▸ **WHAT IS BEING ASKED**: Output all the data exactly. Pictures do not belong in the copy.

— Begin MATERIAL SUPPLIED —

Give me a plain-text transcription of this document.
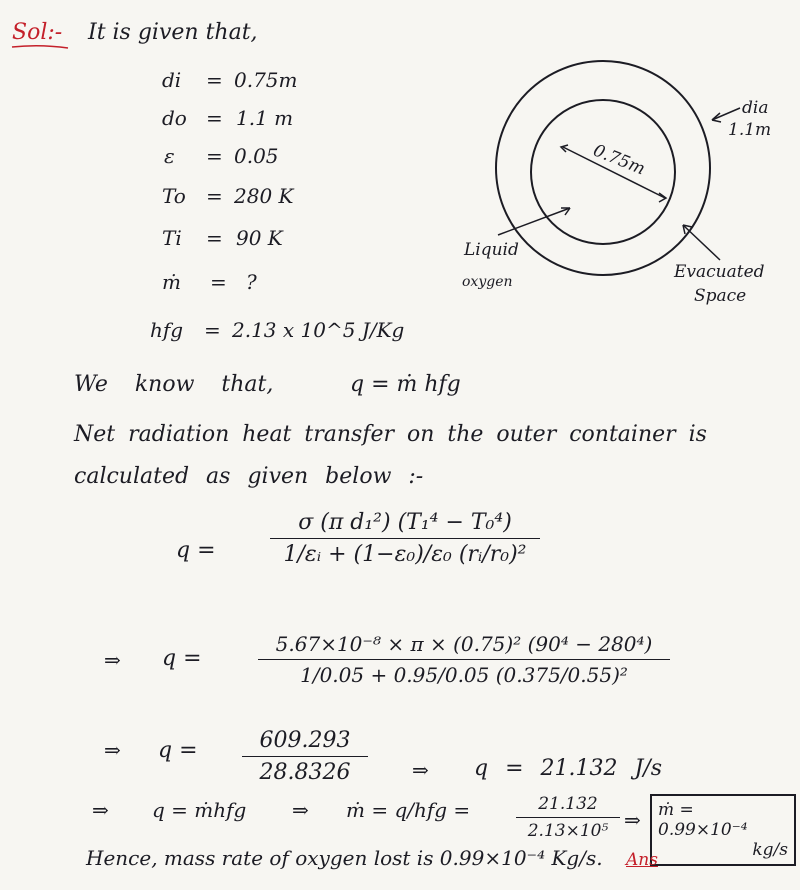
Sol:- It is given that,
di = 0.75m
do = 1.1 m
ε = 0.05
To = 280 K
Ti = 90 K
ṁ = ?
hfg = 2.13 x 10^5 J/Kg
dia
1.1m
0.75m
Liquid
oxygen	Evacuated
Space
We know that,	q = ṁ hfg
Net radiation heat transfer on the outer container is
calculated as given below :-
q =
σ (π d₁²) (T₁⁴ − T₀⁴)
1/εᵢ + (1−ε₀)/ε₀ (rᵢ/r₀)²
⇒ q =
5.67×10⁻⁸ × π × (0.75)² (90⁴ − 280⁴)
1/0.05 + 0.95/0.05 (0.375/0.55)²
⇒ q =	609.293
28.8326	⇒ q = 21.132 J/s
⇒ q = ṁhfg ⇒ ṁ = q/hfg =	21.132
2.13×10⁵ ⇒ ṁ = 0.99×10⁻⁴
kg/s
Hence, mass rate of oxygen lost is 0.99×10⁻⁴ Kg/s. Ans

— End MATERIAL SUPPLIED —

▸ **FULL ANSWER**:
Give me a plain-text transcription of this document.
Sol:- It is given that,
di = 0.75m
do = 1.1 m
ε = 0.05
To = 280 K
Ti = 90 K
ṁ = ?
hfg = 2.13 x 10^5 J/Kg
dia
1.1m
0.75m
Liquid
oxygen	Evacuated
Space
We know that,	q = ṁ hfg
Net radiation heat transfer on the outer container is
calculated as given below :-
q =
σ (π d₁²) (T₁⁴ − T₀⁴)
1/εᵢ + (1−ε₀)/ε₀ (rᵢ/r₀)²
⇒ q =
5.67×10⁻⁸ × π × (0.75)² (90⁴ − 280⁴)
1/0.05 + 0.95/0.05 (0.375/0.55)²
⇒ q =	609.293
28.8326	⇒ q = 21.132 J/s
⇒ q = ṁhfg ⇒ ṁ = q/hfg =	21.132
2.13×10⁵ ⇒ ṁ = 0.99×10⁻⁴
kg/s
Hence, mass rate of oxygen lost is 0.99×10⁻⁴ Kg/s. Ans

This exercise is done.